Provided material:
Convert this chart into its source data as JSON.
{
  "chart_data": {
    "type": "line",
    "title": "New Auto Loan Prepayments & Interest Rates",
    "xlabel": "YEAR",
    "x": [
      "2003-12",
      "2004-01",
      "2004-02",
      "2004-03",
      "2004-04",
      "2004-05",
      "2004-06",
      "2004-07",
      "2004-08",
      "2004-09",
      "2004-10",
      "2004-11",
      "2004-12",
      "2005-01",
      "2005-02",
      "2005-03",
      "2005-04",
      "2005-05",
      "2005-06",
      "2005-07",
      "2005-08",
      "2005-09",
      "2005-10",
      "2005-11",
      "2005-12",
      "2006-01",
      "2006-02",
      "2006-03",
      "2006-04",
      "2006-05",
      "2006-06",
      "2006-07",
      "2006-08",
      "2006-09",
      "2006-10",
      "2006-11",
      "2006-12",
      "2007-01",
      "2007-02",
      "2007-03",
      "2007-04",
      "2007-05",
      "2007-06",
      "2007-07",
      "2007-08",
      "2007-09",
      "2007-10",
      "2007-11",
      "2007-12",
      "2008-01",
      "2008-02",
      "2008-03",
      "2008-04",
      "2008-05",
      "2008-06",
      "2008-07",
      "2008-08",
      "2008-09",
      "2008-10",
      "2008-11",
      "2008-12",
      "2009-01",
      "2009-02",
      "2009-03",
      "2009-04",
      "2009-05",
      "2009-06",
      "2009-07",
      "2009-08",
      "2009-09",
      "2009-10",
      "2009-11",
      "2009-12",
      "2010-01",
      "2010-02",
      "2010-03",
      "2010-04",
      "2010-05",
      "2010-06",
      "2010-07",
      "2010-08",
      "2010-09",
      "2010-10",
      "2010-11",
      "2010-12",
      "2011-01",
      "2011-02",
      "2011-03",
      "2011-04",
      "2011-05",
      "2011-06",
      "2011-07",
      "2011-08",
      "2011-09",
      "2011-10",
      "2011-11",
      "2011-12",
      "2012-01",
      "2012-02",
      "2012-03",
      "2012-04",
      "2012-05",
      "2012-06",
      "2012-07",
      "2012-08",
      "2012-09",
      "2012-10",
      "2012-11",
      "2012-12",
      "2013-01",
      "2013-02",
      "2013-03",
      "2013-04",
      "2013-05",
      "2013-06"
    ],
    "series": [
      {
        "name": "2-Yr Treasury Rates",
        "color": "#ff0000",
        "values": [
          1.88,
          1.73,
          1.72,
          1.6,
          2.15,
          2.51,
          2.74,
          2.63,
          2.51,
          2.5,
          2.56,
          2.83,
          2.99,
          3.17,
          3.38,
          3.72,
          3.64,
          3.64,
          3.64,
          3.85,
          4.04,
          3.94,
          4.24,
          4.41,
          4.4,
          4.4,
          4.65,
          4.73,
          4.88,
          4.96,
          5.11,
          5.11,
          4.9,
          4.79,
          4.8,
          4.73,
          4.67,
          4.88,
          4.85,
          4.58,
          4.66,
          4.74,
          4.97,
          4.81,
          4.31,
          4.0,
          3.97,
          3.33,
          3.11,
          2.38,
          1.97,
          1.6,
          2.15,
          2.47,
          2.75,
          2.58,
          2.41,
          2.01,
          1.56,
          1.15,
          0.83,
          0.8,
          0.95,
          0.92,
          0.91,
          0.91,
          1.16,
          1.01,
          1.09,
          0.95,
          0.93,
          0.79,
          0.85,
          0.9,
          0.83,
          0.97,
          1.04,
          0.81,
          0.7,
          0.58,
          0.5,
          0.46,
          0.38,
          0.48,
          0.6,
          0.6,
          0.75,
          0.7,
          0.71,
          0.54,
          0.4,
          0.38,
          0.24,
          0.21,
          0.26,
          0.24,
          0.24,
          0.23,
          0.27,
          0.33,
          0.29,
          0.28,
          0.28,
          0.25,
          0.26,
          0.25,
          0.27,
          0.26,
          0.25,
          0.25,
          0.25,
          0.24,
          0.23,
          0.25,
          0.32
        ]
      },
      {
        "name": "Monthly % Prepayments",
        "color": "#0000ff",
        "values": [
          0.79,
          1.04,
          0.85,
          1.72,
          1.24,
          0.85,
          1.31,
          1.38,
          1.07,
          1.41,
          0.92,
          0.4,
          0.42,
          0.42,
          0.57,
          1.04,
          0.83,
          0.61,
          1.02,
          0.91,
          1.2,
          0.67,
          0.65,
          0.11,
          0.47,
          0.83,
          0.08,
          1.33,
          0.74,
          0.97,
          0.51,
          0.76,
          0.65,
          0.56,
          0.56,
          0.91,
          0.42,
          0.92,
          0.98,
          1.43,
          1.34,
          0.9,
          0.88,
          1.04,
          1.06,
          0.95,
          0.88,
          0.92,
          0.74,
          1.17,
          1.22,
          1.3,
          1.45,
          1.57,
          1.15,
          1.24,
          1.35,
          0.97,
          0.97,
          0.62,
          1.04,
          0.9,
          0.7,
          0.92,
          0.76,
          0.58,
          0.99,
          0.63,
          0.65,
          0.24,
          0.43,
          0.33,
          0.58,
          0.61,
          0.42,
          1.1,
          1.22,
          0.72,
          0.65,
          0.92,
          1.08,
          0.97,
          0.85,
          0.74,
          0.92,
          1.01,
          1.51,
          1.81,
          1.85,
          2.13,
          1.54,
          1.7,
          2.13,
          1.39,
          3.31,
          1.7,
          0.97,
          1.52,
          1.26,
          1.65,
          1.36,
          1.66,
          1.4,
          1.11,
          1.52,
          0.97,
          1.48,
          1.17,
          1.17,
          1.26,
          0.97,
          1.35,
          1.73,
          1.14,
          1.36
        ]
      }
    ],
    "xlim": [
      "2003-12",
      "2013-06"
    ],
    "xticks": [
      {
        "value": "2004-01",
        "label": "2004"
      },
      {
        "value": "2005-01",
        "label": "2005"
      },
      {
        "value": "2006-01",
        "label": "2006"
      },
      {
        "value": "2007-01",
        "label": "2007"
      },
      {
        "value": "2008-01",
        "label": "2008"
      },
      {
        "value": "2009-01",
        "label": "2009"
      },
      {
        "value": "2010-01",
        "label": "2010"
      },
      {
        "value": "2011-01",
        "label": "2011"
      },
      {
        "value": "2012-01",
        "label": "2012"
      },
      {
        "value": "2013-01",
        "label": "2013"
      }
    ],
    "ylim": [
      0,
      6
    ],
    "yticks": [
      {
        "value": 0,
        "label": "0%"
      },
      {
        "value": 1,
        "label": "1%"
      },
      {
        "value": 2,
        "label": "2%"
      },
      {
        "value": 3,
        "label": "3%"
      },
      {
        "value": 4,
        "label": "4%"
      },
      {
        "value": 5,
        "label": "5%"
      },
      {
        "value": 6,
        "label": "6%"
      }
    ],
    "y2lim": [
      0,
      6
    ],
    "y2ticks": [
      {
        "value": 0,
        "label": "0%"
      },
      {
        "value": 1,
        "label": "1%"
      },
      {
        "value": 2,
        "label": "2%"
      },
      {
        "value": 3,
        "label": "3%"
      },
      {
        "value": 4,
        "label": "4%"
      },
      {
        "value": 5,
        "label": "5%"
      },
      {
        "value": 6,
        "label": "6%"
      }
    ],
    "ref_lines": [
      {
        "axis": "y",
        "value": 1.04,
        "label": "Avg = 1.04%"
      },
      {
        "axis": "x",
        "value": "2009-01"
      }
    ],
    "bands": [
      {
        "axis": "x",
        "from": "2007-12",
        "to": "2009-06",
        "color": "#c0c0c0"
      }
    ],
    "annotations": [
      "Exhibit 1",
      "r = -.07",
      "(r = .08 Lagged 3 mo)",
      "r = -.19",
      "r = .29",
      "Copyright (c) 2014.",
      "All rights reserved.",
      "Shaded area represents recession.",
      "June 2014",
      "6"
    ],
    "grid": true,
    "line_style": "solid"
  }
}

What is needed: Each line in the material above must be retyped without alteration.

Output of the exercise:
Convert this chart into its source data as JSON.
{
  "chart_data": {
    "type": "line",
    "title": "New Auto Loan Prepayments & Interest Rates",
    "xlabel": "YEAR",
    "x": [
      "2003-12",
      "2004-01",
      "2004-02",
      "2004-03",
      "2004-04",
      "2004-05",
      "2004-06",
      "2004-07",
      "2004-08",
      "2004-09",
      "2004-10",
      "2004-11",
      "2004-12",
      "2005-01",
      "2005-02",
      "2005-03",
      "2005-04",
      "2005-05",
      "2005-06",
      "2005-07",
      "2005-08",
      "2005-09",
      "2005-10",
      "2005-11",
      "2005-12",
      "2006-01",
      "2006-02",
      "2006-03",
      "2006-04",
      "2006-05",
      "2006-06",
      "2006-07",
      "2006-08",
      "2006-09",
      "2006-10",
      "2006-11",
      "2006-12",
      "2007-01",
      "2007-02",
      "2007-03",
      "2007-04",
      "2007-05",
      "2007-06",
      "2007-07",
      "2007-08",
      "2007-09",
      "2007-10",
      "2007-11",
      "2007-12",
      "2008-01",
      "2008-02",
      "2008-03",
      "2008-04",
      "2008-05",
      "2008-06",
      "2008-07",
      "2008-08",
      "2008-09",
      "2008-10",
      "2008-11",
      "2008-12",
      "2009-01",
      "2009-02",
      "2009-03",
      "2009-04",
      "2009-05",
      "2009-06",
      "2009-07",
      "2009-08",
      "2009-09",
      "2009-10",
      "2009-11",
      "2009-12",
      "2010-01",
      "2010-02",
      "2010-03",
      "2010-04",
      "2010-05",
      "2010-06",
      "2010-07",
      "2010-08",
      "2010-09",
      "2010-10",
      "2010-11",
      "2010-12",
      "2011-01",
      "2011-02",
      "2011-03",
      "2011-04",
      "2011-05",
      "2011-06",
      "2011-07",
      "2011-08",
      "2011-09",
      "2011-10",
      "2011-11",
      "2011-12",
      "2012-01",
      "2012-02",
      "2012-03",
      "2012-04",
      "2012-05",
      "2012-06",
      "2012-07",
      "2012-08",
      "2012-09",
      "2012-10",
      "2012-11",
      "2012-12",
      "2013-01",
      "2013-02",
      "2013-03",
      "2013-04",
      "2013-05",
      "2013-06"
    ],
    "series": [
      {
        "name": "2-Yr Treasury Rates",
        "color": "#ff0000",
        "values": [
          1.88,
          1.73,
          1.72,
          1.6,
          2.15,
          2.51,
          2.74,
          2.63,
          2.51,
          2.5,
          2.56,
          2.83,
          2.99,
          3.17,
          3.38,
          3.72,
          3.64,
          3.64,
          3.64,
          3.85,
          4.04,
          3.94,
          4.24,
          4.41,
          4.4,
          4.4,
          4.65,
          4.73,
          4.88,
          4.96,
          5.11,
          5.11,
          4.9,
          4.79,
          4.8,
          4.73,
          4.67,
          4.88,
          4.85,
          4.58,
          4.66,
          4.74,
          4.97,
          4.81,
          4.31,
          4.0,
          3.97,
          3.33,
          3.11,
          2.38,
          1.97,
          1.6,
          2.15,
          2.47,
          2.75,
          2.58,
          2.41,
          2.01,
          1.56,
          1.15,
          0.83,
          0.8,
          0.95,
          0.92,
          0.91,
          0.91,
          1.16,
          1.01,
          1.09,
          0.95,
          0.93,
          0.79,
          0.85,
          0.9,
          0.83,
          0.97,
          1.04,
          0.81,
          0.7,
          0.58,
          0.5,
          0.46,
          0.38,
          0.48,
          0.6,
          0.6,
          0.75,
          0.7,
          0.71,
          0.54,
          0.4,
          0.38,
          0.24,
          0.21,
          0.26,
          0.24,
          0.24,
          0.23,
          0.27,
          0.33,
          0.29,
          0.28,
          0.28,
          0.25,
          0.26,
          0.25,
          0.27,
          0.26,
          0.25,
          0.25,
          0.25,
          0.24,
          0.23,
          0.25,
          0.32
        ]
      },
      {
        "name": "Monthly % Prepayments",
        "color": "#0000ff",
        "values": [
          0.79,
          1.04,
          0.85,
          1.72,
          1.24,
          0.85,
          1.31,
          1.38,
          1.07,
          1.41,
          0.92,
          0.4,
          0.42,
          0.42,
          0.57,
          1.04,
          0.83,
          0.61,
          1.02,
          0.91,
          1.2,
          0.67,
          0.65,
          0.11,
          0.47,
          0.83,
          0.08,
          1.33,
          0.74,
          0.97,
          0.51,
          0.76,
          0.65,
          0.56,
          0.56,
          0.91,
          0.42,
          0.92,
          0.98,
          1.43,
          1.34,
          0.9,
          0.88,
          1.04,
          1.06,
          0.95,
          0.88,
          0.92,
          0.74,
          1.17,
          1.22,
          1.3,
          1.45,
          1.57,
          1.15,
          1.24,
          1.35,
          0.97,
          0.97,
          0.62,
          1.04,
          0.9,
          0.7,
          0.92,
          0.76,
          0.58,
          0.99,
          0.63,
          0.65,
          0.24,
          0.43,
          0.33,
          0.58,
          0.61,
          0.42,
          1.1,
          1.22,
          0.72,
          0.65,
          0.92,
          1.08,
          0.97,
          0.85,
          0.74,
          0.92,
          1.01,
          1.51,
          1.81,
          1.85,
          2.13,
          1.54,
          1.7,
          2.13,
          1.39,
          3.31,
          1.7,
          0.97,
          1.52,
          1.26,
          1.65,
          1.36,
          1.66,
          1.4,
          1.11,
          1.52,
          0.97,
          1.48,
          1.17,
          1.17,
          1.26,
          0.97,
          1.35,
          1.73,
          1.14,
          1.36
        ]
      }
    ],
    "xlim": [
      "2003-12",
      "2013-06"
    ],
    "xticks": [
      {
        "value": "2004-01",
        "label": "2004"
      },
      {
        "value": "2005-01",
        "label": "2005"
      },
      {
        "value": "2006-01",
        "label": "2006"
      },
      {
        "value": "2007-01",
        "label": "2007"
      },
      {
        "value": "2008-01",
        "label": "2008"
      },
      {
        "value": "2009-01",
        "label": "2009"
      },
      {
        "value": "2010-01",
        "label": "2010"
      },
      {
        "value": "2011-01",
        "label": "2011"
      },
      {
        "value": "2012-01",
        "label": "2012"
      },
      {
        "value": "2013-01",
        "label": "2013"
      }
    ],
    "ylim": [
      0,
      6
    ],
    "yticks": [
      {
        "value": 0,
        "label": "0%"
      },
      {
        "value": 1,
        "label": "1%"
      },
      {
        "value": 2,
        "label": "2%"
      },
      {
        "value": 3,
        "label": "3%"
      },
      {
        "value": 4,
        "label": "4%"
      },
      {
        "value": 5,
        "label": "5%"
      },
      {
        "value": 6,
        "label": "6%"
      }
    ],
    "y2lim": [
      0,
      6
    ],
    "y2ticks": [
      {
        "value": 0,
        "label": "0%"
      },
      {
        "value": 1,
        "label": "1%"
      },
      {
        "value": 2,
        "label": "2%"
      },
      {
        "value": 3,
        "label": "3%"
      },
      {
        "value": 4,
        "label": "4%"
      },
      {
        "value": 5,
        "label": "5%"
      },
      {
        "value": 6,
        "label": "6%"
      }
    ],
    "ref_lines": [
      {
        "axis": "y",
        "value": 1.04,
        "label": "Avg = 1.04%"
      },
      {
        "axis": "x",
        "value": "2009-01"
      }
    ],
    "bands": [
      {
        "axis": "x",
        "from": "2007-12",
        "to": "2009-06",
        "color": "#c0c0c0"
      }
    ],
    "annotations": [
      "Exhibit 1",
      "r = -.07",
      "(r = .08 Lagged 3 mo)",
      "r = -.19",
      "r = .29",
      "Copyright (c) 2014.",
      "All rights reserved.",
      "Shaded area represents recession.",
      "June 2014",
      "6"
    ],
    "grid": true,
    "line_style": "solid"
  }
}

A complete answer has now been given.